- **Records for this task**

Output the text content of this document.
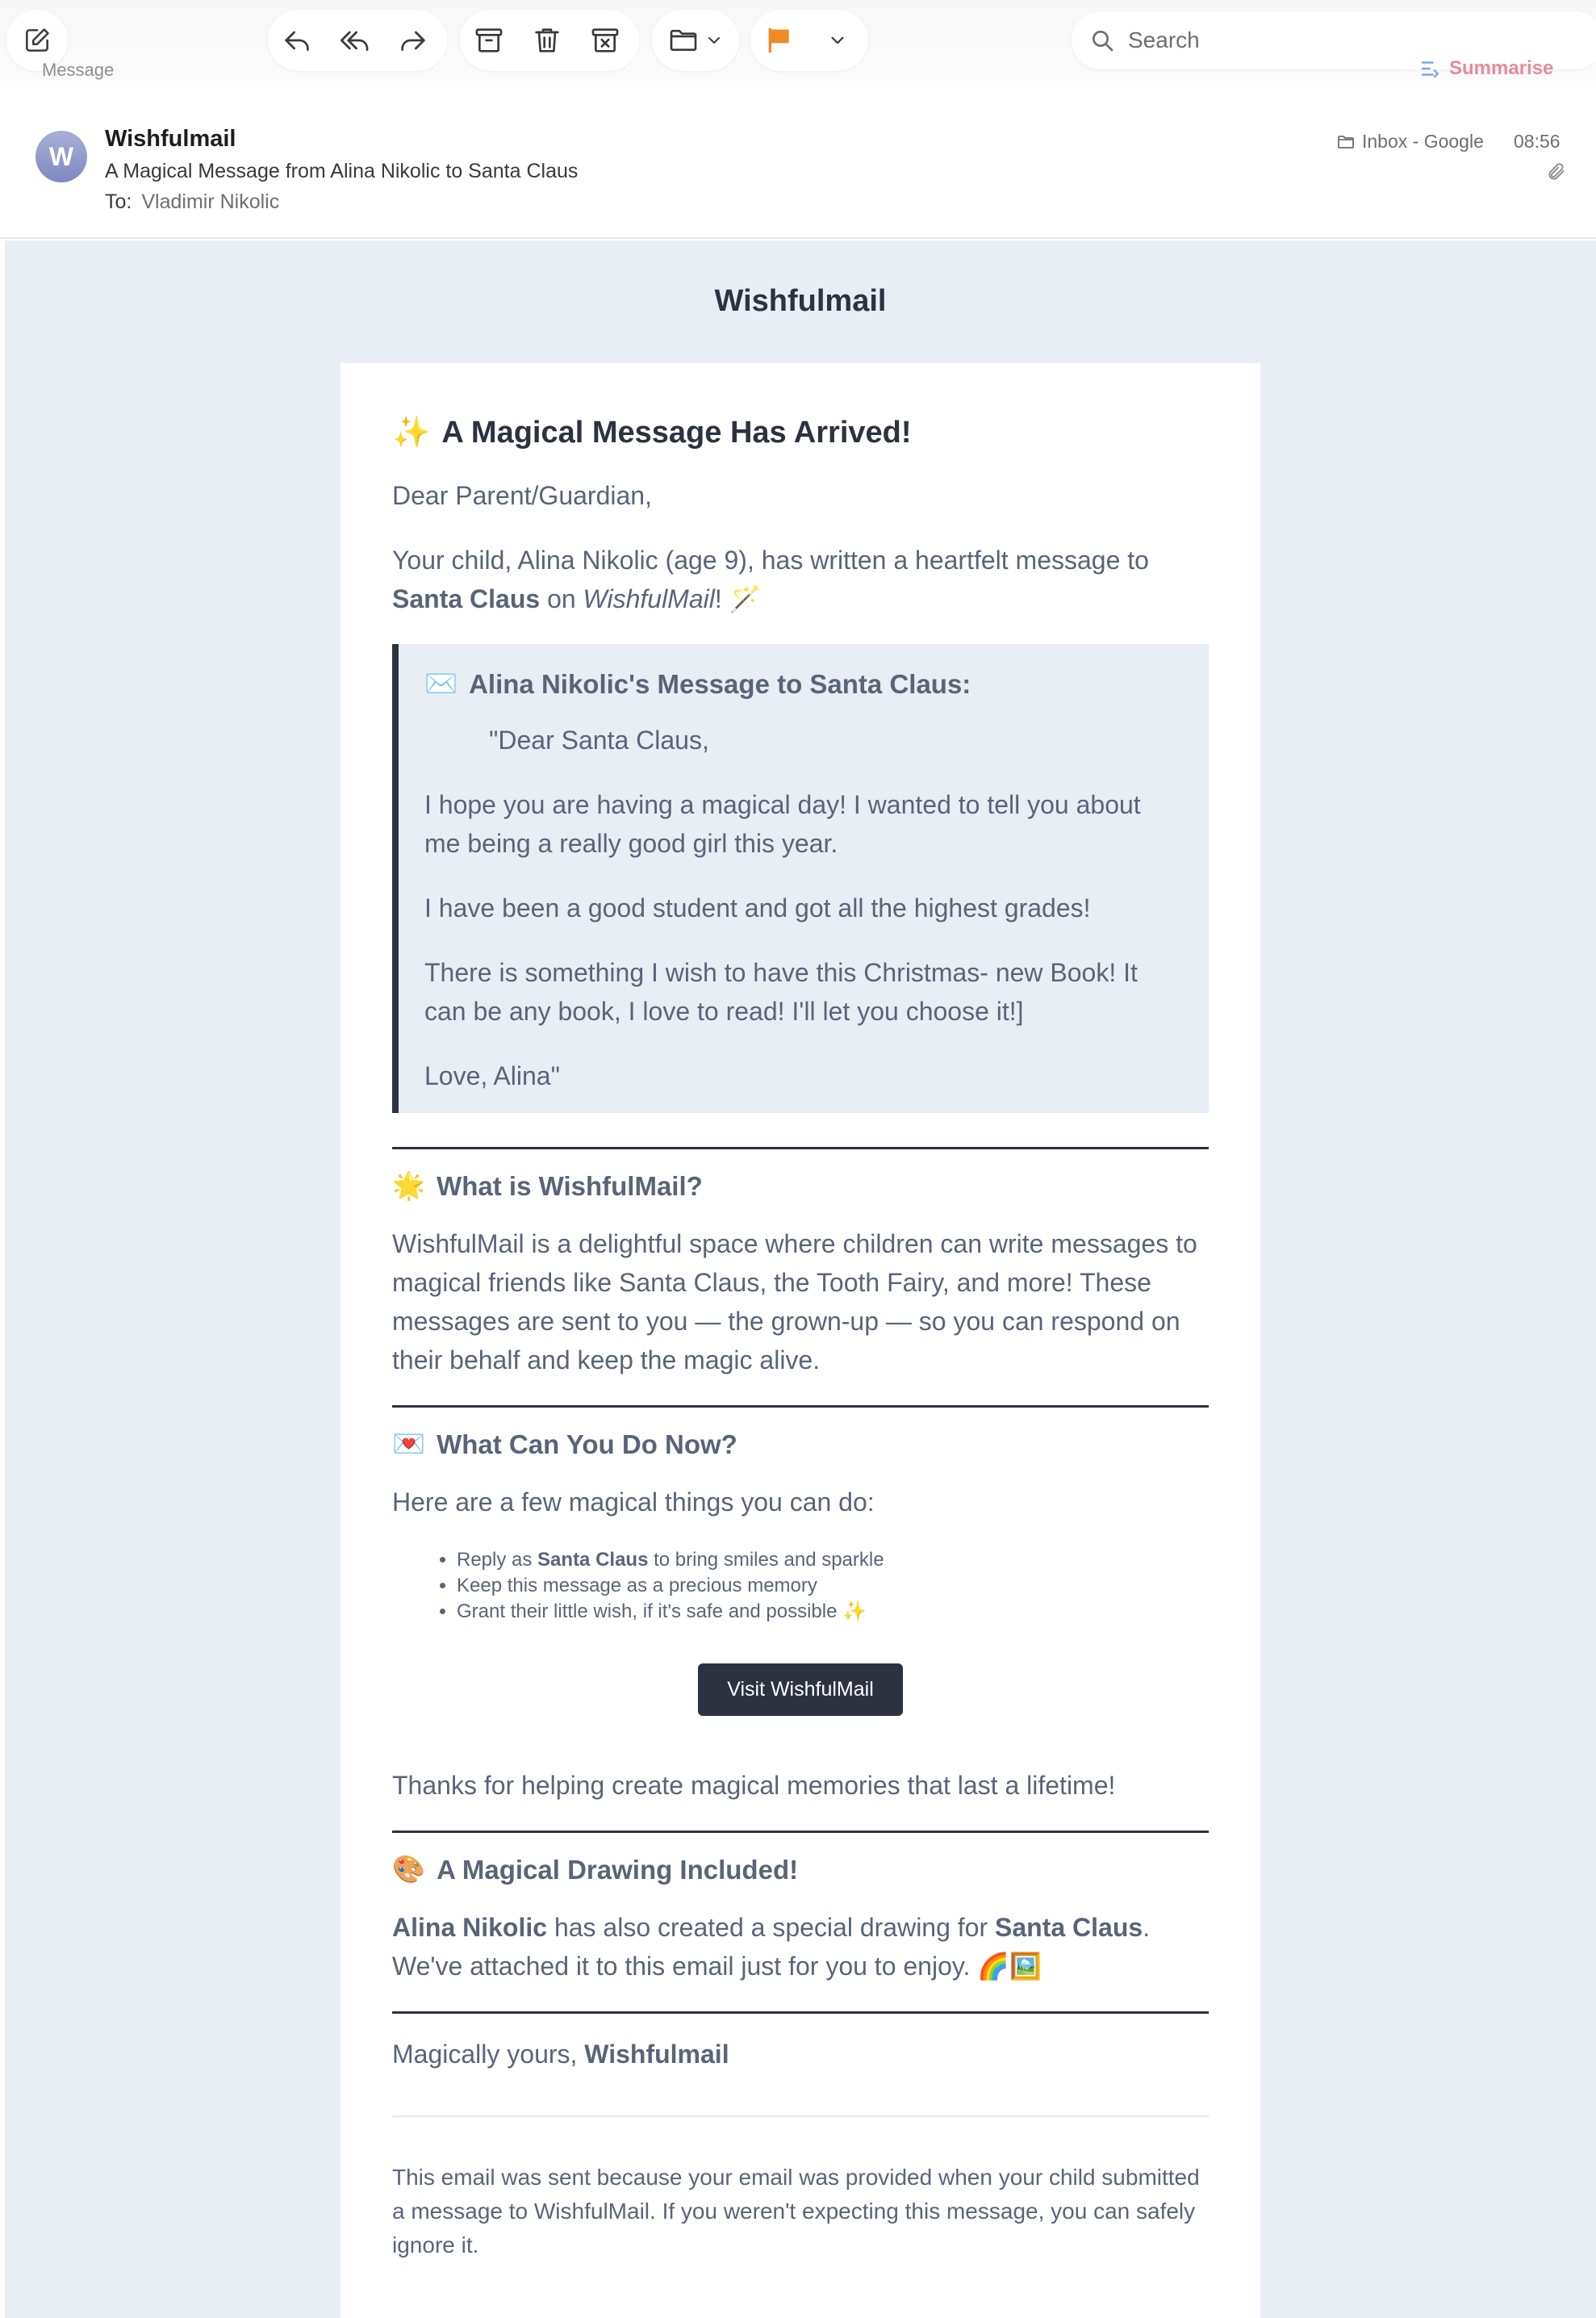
Search
Message	Summarise
W
Wishfulmail
A Magical Message from Alina Nikolic to Santa Claus
To: Vladimir Nikolic
Inbox - Google 08:56
Wishfulmail
✨ A Magical Message Has Arrived!

Dear Parent/Guardian,

Your child, Alina Nikolic (age 9), has written a heartfelt message to Santa Claus on WishfulMail! 🪄

✉️ Alina Nikolic's Message to Santa Claus:

"Dear Santa Claus,

I hope you are having a magical day! I wanted to tell you about me being a really good girl this year.

I have been a good student and got all the highest grades!

There is something I wish to have this Christmas- new Book! It can be any book, I love to read! I'll let you choose it!]

Love, Alina"

🌟 What is WishfulMail?

WishfulMail is a delightful space where children can write messages to magical friends like Santa Claus, the Tooth Fairy, and more! These messages are sent to you — the grown-up — so you can respond on their behalf and keep the magic alive.

💌 What Can You Do Now?

Here are a few magical things you can do:

• Reply as Santa Claus to bring smiles and sparkle
• Keep this message as a precious memory
• Grant their little wish, if it's safe and possible ✨
Visit WishfulMail

Thanks for helping create magical memories that last a lifetime!

🎨 A Magical Drawing Included!

Alina Nikolic has also created a special drawing for Santa Claus. We've attached it to this email just for you to enjoy. 🌈🖼️

Magically yours, Wishfulmail

This email was sent because your email was provided when your child submitted a message to WishfulMail. If you weren't expecting this message, you can safely ignore it.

- **Task**
Spot every line that holds "their" and copy it.

- **Answer below**
WishfulMail is a delightful space where children can write messages to magical friends like Santa Claus, the Tooth Fairy, and more! These messages are sent to you — the grown-up — so you can respond on their behalf and keep the magic alive.
• Grant their little wish, if it's safe and possible ✨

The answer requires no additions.